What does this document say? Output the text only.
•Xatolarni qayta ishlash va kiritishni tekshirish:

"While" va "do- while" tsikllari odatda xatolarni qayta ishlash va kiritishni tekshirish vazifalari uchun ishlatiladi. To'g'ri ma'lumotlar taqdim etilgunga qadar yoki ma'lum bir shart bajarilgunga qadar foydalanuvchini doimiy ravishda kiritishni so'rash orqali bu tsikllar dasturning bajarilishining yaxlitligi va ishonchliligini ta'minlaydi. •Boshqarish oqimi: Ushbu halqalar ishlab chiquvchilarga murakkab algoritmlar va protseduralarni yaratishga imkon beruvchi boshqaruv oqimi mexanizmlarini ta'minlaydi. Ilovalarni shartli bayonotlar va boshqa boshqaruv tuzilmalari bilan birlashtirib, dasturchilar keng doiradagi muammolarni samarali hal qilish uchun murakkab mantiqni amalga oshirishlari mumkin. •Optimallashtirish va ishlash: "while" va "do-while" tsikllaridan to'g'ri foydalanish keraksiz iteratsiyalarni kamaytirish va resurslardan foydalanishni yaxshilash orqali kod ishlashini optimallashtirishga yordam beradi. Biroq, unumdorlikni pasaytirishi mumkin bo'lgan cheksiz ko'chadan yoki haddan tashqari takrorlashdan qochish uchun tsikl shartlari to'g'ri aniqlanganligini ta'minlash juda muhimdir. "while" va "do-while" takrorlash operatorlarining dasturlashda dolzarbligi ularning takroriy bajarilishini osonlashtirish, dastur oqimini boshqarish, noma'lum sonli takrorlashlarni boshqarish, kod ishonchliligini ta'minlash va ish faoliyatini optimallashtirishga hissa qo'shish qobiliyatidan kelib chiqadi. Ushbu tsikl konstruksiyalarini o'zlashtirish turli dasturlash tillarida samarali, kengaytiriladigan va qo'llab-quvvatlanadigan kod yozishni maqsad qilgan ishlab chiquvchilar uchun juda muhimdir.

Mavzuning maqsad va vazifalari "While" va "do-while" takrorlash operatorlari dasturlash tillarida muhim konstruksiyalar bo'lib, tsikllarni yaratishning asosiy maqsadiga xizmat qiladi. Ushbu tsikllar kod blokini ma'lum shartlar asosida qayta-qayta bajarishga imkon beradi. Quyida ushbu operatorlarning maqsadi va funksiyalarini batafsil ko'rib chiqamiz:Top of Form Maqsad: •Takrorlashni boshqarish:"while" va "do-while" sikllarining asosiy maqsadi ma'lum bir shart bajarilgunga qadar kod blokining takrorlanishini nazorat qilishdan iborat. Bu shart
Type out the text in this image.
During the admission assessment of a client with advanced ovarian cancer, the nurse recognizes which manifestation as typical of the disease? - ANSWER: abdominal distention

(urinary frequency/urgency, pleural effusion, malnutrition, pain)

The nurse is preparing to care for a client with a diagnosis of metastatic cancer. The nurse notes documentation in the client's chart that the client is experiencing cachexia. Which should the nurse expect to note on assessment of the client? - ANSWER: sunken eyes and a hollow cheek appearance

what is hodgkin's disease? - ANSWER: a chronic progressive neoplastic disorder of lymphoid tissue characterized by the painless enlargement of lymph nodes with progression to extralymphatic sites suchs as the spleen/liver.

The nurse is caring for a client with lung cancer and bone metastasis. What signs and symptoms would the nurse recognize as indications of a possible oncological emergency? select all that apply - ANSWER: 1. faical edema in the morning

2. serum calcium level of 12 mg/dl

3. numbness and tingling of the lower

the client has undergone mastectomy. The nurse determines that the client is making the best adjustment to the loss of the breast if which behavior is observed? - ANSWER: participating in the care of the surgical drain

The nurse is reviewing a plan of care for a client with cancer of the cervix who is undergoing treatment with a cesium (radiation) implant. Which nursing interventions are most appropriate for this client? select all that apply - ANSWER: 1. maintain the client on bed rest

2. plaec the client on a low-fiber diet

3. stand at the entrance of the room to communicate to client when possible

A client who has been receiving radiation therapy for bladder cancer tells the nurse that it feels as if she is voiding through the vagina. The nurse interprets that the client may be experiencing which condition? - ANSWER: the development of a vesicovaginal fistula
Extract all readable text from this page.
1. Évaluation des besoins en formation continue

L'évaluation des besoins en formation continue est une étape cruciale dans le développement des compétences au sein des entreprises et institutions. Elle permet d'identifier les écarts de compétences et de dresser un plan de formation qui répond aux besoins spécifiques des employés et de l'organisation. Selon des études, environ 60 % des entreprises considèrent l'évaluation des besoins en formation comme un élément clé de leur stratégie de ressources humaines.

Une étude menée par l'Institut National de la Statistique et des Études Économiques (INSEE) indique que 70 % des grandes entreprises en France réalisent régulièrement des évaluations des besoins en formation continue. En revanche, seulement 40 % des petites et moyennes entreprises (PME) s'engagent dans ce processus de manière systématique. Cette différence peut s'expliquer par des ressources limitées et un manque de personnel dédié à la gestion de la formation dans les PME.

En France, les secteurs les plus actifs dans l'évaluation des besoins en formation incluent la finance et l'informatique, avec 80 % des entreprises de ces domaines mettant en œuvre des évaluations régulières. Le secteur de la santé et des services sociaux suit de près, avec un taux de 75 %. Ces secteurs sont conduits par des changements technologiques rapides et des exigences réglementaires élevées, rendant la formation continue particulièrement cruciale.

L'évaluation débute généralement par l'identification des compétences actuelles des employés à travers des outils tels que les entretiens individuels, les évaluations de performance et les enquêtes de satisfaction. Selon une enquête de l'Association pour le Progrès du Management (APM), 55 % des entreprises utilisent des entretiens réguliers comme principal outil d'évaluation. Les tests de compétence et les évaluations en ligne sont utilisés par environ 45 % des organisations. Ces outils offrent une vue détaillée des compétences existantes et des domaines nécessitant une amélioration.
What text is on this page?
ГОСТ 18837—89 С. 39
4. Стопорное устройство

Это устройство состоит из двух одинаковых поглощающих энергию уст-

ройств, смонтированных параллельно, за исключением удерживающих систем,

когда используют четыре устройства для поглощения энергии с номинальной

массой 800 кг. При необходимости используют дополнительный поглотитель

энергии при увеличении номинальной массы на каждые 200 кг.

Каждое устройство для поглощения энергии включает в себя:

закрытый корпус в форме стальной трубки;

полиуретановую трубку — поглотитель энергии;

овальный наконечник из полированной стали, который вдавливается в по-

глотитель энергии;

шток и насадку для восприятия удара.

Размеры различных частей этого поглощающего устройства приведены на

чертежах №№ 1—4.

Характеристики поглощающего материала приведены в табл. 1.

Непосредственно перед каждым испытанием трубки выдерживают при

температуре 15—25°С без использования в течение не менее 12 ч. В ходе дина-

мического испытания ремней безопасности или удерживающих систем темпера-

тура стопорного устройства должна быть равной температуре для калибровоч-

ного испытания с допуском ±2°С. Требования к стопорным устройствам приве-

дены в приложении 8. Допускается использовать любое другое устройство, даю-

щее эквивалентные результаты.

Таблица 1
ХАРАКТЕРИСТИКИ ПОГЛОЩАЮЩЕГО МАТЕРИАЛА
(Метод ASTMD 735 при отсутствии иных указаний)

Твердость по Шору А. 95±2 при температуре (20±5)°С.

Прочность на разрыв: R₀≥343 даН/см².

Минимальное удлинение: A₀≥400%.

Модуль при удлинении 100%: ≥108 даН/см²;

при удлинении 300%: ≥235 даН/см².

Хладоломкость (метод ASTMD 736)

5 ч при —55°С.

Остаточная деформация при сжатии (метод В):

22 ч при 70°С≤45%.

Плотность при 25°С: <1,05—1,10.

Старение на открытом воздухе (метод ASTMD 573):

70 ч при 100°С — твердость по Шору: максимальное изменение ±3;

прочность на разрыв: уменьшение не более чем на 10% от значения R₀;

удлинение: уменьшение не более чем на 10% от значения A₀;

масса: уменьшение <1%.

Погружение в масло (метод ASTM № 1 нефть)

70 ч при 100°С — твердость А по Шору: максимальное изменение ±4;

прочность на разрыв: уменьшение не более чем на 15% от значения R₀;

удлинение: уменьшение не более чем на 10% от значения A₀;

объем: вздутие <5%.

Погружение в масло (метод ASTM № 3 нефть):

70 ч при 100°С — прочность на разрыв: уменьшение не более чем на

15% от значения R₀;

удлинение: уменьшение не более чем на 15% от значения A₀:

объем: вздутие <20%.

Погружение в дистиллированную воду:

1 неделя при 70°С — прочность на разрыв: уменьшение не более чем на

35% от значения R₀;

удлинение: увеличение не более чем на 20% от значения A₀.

*What this task involves*
Filter the records, keeping only lines that contain "disease", and show those lines.

*Task answer*
During the admission assessment of a client with advanced ovarian cancer, the nurse recognizes which manifestation as typical of the disease? - ANSWER: abdominal distention
what is hodgkin's disease? - ANSWER: a chronic progressive neoplastic disorder of lymphoid tissue characterized by the painless enlargement of lymph nodes with progression to extralymphatic sites suchs as the spleen/liver.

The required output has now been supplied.